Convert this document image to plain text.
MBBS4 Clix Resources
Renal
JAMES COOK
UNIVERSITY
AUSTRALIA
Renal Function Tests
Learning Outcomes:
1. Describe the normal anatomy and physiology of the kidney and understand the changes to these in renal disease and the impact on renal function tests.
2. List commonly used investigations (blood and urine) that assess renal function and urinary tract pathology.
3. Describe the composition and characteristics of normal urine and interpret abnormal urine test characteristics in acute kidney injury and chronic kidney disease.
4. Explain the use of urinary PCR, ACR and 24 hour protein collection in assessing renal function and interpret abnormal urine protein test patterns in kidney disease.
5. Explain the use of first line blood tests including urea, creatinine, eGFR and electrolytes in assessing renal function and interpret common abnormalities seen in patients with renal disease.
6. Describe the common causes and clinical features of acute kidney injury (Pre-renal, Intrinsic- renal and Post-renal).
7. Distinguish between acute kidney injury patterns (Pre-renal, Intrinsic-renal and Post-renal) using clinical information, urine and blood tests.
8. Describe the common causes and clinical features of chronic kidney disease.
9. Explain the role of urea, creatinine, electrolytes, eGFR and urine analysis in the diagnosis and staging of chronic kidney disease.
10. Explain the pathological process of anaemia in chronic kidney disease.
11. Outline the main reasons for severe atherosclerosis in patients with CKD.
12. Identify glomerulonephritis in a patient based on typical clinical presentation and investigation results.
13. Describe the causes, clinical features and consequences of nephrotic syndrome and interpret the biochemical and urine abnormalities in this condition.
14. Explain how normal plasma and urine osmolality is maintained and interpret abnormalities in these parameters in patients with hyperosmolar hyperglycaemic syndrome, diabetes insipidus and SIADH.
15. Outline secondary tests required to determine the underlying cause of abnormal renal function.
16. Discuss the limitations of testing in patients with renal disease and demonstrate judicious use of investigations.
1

- _What you have to do_:
Would you reproduce all the entries exactly?

- _Answer_:
Convert this document image to plain text.
MBBS4 Clix Resources
Renal
JAMES COOK
UNIVERSITY
AUSTRALIA
Renal Function Tests
Learning Outcomes:
1. Describe the normal anatomy and physiology of the kidney and understand the changes to these in renal disease and the impact on renal function tests.
2. List commonly used investigations (blood and urine) that assess renal function and urinary tract pathology.
3. Describe the composition and characteristics of normal urine and interpret abnormal urine test characteristics in acute kidney injury and chronic kidney disease.
4. Explain the use of urinary PCR, ACR and 24 hour protein collection in assessing renal function and interpret abnormal urine protein test patterns in kidney disease.
5. Explain the use of first line blood tests including urea, creatinine, eGFR and electrolytes in assessing renal function and interpret common abnormalities seen in patients with renal disease.
6. Describe the common causes and clinical features of acute kidney injury (Pre-renal, Intrinsic- renal and Post-renal).
7. Distinguish between acute kidney injury patterns (Pre-renal, Intrinsic-renal and Post-renal) using clinical information, urine and blood tests.
8. Describe the common causes and clinical features of chronic kidney disease.
9. Explain the role of urea, creatinine, electrolytes, eGFR and urine analysis in the diagnosis and staging of chronic kidney disease.
10. Explain the pathological process of anaemia in chronic kidney disease.
11. Outline the main reasons for severe atherosclerosis in patients with CKD.
12. Identify glomerulonephritis in a patient based on typical clinical presentation and investigation results.
13. Describe the causes, clinical features and consequences of nephrotic syndrome and interpret the biochemical and urine abnormalities in this condition.
14. Explain how normal plasma and urine osmolality is maintained and interpret abnormalities in these parameters in patients with hyperosmolar hyperglycaemic syndrome, diabetes insipidus and SIADH.
15. Outline secondary tests required to determine the underlying cause of abnormal renal function.
16. Discuss the limitations of testing in patients with renal disease and demonstrate judicious use of investigations.
1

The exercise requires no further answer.